**PROVIDED RECORDS:**
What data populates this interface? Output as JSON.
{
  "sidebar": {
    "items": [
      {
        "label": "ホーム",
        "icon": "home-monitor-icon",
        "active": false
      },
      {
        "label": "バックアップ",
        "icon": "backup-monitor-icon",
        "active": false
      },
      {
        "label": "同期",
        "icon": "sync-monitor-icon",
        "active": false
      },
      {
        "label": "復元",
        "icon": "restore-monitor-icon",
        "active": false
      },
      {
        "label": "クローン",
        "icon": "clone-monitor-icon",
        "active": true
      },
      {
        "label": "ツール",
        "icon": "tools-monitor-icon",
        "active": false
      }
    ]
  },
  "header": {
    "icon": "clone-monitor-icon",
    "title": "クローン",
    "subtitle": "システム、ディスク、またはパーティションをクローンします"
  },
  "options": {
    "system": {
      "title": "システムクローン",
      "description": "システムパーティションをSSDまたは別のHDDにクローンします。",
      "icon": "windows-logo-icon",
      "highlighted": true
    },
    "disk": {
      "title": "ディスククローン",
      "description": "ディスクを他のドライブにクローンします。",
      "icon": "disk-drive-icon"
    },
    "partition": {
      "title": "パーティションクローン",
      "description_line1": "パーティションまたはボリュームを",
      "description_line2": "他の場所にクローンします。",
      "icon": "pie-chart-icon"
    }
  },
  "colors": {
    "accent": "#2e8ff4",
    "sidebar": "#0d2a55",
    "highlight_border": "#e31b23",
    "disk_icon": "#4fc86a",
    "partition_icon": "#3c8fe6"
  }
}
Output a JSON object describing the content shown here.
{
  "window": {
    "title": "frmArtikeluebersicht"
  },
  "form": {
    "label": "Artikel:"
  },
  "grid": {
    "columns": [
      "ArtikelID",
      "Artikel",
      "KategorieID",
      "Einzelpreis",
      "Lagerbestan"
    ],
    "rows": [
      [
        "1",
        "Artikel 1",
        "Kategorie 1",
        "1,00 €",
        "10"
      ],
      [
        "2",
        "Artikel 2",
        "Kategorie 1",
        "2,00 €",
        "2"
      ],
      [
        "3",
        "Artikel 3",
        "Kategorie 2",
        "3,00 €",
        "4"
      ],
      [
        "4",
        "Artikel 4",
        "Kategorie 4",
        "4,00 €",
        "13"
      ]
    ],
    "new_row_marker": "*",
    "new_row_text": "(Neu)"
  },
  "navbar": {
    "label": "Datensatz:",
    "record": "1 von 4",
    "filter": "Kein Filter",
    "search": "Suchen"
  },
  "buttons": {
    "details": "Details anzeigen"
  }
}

**INSTRUCTIONS FOR THE TASK:** From the first line to the last, please quote the material above exactly.

**RESULT OF THIS TASK:**
What data populates this interface? Output as JSON.
{
  "sidebar": {
    "items": [
      {
        "label": "ホーム",
        "icon": "home-monitor-icon",
        "active": false
      },
      {
        "label": "バックアップ",
        "icon": "backup-monitor-icon",
        "active": false
      },
      {
        "label": "同期",
        "icon": "sync-monitor-icon",
        "active": false
      },
      {
        "label": "復元",
        "icon": "restore-monitor-icon",
        "active": false
      },
      {
        "label": "クローン",
        "icon": "clone-monitor-icon",
        "active": true
      },
      {
        "label": "ツール",
        "icon": "tools-monitor-icon",
        "active": false
      }
    ]
  },
  "header": {
    "icon": "clone-monitor-icon",
    "title": "クローン",
    "subtitle": "システム、ディスク、またはパーティションをクローンします"
  },
  "options": {
    "system": {
      "title": "システムクローン",
      "description": "システムパーティションをSSDまたは別のHDDにクローンします。",
      "icon": "windows-logo-icon",
      "highlighted": true
    },
    "disk": {
      "title": "ディスククローン",
      "description": "ディスクを他のドライブにクローンします。",
      "icon": "disk-drive-icon"
    },
    "partition": {
      "title": "パーティションクローン",
      "description_line1": "パーティションまたはボリュームを",
      "description_line2": "他の場所にクローンします。",
      "icon": "pie-chart-icon"
    }
  },
  "colors": {
    "accent": "#2e8ff4",
    "sidebar": "#0d2a55",
    "highlight_border": "#e31b23",
    "disk_icon": "#4fc86a",
    "partition_icon": "#3c8fe6"
  }
}
Output a JSON object describing the content shown here.
{
  "window": {
    "title": "frmArtikeluebersicht"
  },
  "form": {
    "label": "Artikel:"
  },
  "grid": {
    "columns": [
      "ArtikelID",
      "Artikel",
      "KategorieID",
      "Einzelpreis",
      "Lagerbestan"
    ],
    "rows": [
      [
        "1",
        "Artikel 1",
        "Kategorie 1",
        "1,00 €",
        "10"
      ],
      [
        "2",
        "Artikel 2",
        "Kategorie 1",
        "2,00 €",
        "2"
      ],
      [
        "3",
        "Artikel 3",
        "Kategorie 2",
        "3,00 €",
        "4"
      ],
      [
        "4",
        "Artikel 4",
        "Kategorie 4",
        "4,00 €",
        "13"
      ]
    ],
    "new_row_marker": "*",
    "new_row_text": "(Neu)"
  },
  "navbar": {
    "label": "Datensatz:",
    "record": "1 von 4",
    "filter": "Kein Filter",
    "search": "Suchen"
  },
  "buttons": {
    "details": "Details anzeigen"
  }
}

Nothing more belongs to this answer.